§ **WHAT TO WORK ON**
Please find all lines in the data that hold the string "difference" and copy them.

....

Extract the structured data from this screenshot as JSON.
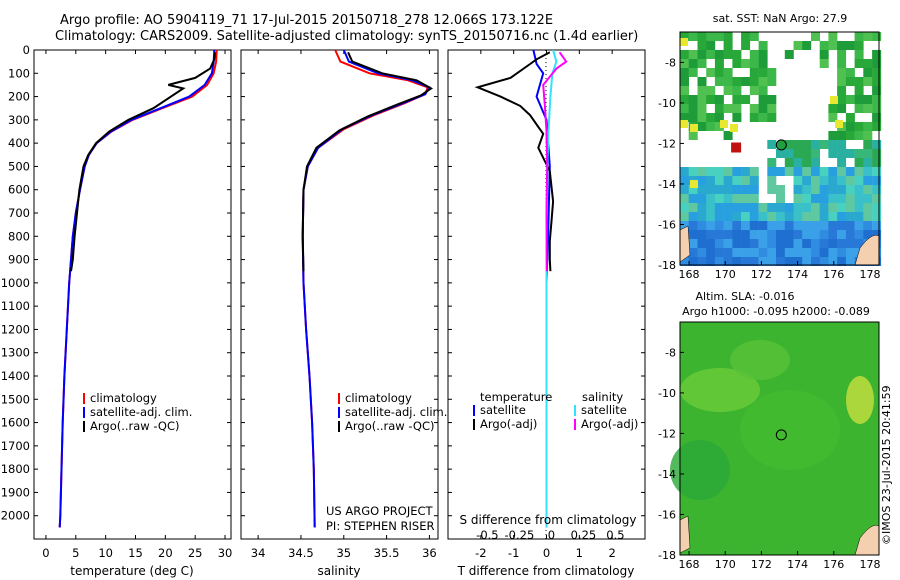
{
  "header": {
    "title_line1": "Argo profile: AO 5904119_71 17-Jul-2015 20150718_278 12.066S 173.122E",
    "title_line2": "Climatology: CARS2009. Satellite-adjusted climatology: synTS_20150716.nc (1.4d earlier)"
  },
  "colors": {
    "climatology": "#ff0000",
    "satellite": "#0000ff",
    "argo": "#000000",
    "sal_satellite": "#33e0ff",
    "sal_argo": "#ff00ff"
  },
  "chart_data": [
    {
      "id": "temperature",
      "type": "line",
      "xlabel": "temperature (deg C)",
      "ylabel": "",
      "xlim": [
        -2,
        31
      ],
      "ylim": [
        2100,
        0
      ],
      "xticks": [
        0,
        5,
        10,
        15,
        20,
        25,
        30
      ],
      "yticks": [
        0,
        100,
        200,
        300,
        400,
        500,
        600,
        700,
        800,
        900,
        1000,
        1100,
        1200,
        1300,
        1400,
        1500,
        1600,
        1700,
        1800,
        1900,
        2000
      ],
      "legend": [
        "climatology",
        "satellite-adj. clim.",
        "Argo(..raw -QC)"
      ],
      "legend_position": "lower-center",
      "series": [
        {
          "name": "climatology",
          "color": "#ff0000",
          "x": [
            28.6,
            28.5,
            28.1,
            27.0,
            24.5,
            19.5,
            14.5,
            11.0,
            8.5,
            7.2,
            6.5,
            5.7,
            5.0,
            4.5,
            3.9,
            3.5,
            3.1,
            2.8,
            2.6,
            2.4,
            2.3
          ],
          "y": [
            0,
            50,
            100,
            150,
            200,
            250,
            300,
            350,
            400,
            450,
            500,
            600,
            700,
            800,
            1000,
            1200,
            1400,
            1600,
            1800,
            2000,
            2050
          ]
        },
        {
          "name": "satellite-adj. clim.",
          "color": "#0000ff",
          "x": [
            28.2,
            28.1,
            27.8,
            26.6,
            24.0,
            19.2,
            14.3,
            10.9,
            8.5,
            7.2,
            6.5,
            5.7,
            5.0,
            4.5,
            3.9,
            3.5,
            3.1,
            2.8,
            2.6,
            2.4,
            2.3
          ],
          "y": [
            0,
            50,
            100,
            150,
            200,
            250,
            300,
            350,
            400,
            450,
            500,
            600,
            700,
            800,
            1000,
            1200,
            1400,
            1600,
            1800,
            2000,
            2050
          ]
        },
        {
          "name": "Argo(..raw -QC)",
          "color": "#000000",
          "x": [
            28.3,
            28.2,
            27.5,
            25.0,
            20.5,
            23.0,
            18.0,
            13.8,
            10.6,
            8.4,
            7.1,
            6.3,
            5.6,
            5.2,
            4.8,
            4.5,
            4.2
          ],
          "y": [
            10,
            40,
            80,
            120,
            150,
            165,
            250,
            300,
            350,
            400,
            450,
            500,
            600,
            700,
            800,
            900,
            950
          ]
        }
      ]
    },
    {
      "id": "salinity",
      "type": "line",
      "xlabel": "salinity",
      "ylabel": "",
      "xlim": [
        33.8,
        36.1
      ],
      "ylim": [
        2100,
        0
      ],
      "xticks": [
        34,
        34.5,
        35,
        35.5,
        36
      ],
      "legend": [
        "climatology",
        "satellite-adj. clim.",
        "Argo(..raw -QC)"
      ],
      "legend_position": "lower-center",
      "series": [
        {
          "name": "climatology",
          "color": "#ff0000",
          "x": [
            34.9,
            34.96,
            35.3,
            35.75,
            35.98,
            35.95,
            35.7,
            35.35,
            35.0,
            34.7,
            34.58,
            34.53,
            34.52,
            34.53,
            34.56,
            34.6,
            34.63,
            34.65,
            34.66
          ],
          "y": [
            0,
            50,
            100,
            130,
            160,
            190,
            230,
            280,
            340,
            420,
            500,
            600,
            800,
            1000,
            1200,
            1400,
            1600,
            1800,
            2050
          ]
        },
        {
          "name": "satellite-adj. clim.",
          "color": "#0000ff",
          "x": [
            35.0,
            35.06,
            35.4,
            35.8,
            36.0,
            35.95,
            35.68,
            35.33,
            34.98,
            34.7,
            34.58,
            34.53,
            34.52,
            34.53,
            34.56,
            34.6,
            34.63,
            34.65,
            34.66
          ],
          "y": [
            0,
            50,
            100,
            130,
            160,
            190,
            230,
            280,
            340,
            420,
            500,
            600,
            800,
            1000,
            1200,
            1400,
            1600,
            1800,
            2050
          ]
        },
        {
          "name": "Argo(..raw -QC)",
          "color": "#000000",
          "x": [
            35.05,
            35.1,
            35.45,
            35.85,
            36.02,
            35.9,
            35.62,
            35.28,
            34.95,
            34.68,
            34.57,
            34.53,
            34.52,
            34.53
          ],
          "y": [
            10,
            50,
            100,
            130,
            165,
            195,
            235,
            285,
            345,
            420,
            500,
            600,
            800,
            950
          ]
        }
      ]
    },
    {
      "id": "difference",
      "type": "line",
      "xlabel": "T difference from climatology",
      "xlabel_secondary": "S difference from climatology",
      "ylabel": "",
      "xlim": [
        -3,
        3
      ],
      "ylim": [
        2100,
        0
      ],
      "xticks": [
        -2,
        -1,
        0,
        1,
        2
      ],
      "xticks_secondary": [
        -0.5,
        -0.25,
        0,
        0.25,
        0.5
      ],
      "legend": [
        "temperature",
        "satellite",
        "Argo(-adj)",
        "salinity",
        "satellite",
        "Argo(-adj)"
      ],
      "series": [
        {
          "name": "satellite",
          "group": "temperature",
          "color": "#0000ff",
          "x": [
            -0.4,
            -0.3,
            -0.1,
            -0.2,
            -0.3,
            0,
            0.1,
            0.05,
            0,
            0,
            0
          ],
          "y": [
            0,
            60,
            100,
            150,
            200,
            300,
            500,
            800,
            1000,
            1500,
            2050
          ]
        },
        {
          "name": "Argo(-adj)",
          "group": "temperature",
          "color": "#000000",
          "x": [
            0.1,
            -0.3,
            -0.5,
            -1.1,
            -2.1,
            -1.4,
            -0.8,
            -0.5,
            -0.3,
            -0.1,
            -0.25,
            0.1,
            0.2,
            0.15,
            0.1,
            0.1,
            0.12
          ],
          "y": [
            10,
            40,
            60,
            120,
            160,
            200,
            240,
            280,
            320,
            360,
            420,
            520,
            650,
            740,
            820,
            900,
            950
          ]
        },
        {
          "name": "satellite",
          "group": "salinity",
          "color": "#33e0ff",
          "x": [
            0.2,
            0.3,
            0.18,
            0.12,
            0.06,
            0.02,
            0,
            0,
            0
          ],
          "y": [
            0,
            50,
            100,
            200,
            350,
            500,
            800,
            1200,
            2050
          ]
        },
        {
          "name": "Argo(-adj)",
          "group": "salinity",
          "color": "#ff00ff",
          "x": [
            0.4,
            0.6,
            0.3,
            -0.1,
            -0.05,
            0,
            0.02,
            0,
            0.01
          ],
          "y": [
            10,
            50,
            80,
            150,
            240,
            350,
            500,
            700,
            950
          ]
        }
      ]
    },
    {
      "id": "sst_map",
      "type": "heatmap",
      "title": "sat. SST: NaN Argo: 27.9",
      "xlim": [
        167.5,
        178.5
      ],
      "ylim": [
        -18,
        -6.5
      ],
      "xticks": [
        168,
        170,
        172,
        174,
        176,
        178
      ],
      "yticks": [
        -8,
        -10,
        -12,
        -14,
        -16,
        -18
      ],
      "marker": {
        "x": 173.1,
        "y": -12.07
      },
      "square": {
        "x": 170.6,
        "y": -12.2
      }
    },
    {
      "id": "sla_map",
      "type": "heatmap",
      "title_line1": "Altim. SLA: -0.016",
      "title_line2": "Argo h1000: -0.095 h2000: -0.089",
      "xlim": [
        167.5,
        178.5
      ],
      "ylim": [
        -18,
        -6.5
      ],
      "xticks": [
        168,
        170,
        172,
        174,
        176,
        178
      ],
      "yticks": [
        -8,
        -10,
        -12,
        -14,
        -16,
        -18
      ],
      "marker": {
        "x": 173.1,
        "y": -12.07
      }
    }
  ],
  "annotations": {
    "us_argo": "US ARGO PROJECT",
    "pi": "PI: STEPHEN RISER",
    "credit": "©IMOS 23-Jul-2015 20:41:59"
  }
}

....

§ **ANSWER IN FULL**
      "id": "difference",
      "xlabel": "T difference from climatology",
      "xlabel_secondary": "S difference from climatology",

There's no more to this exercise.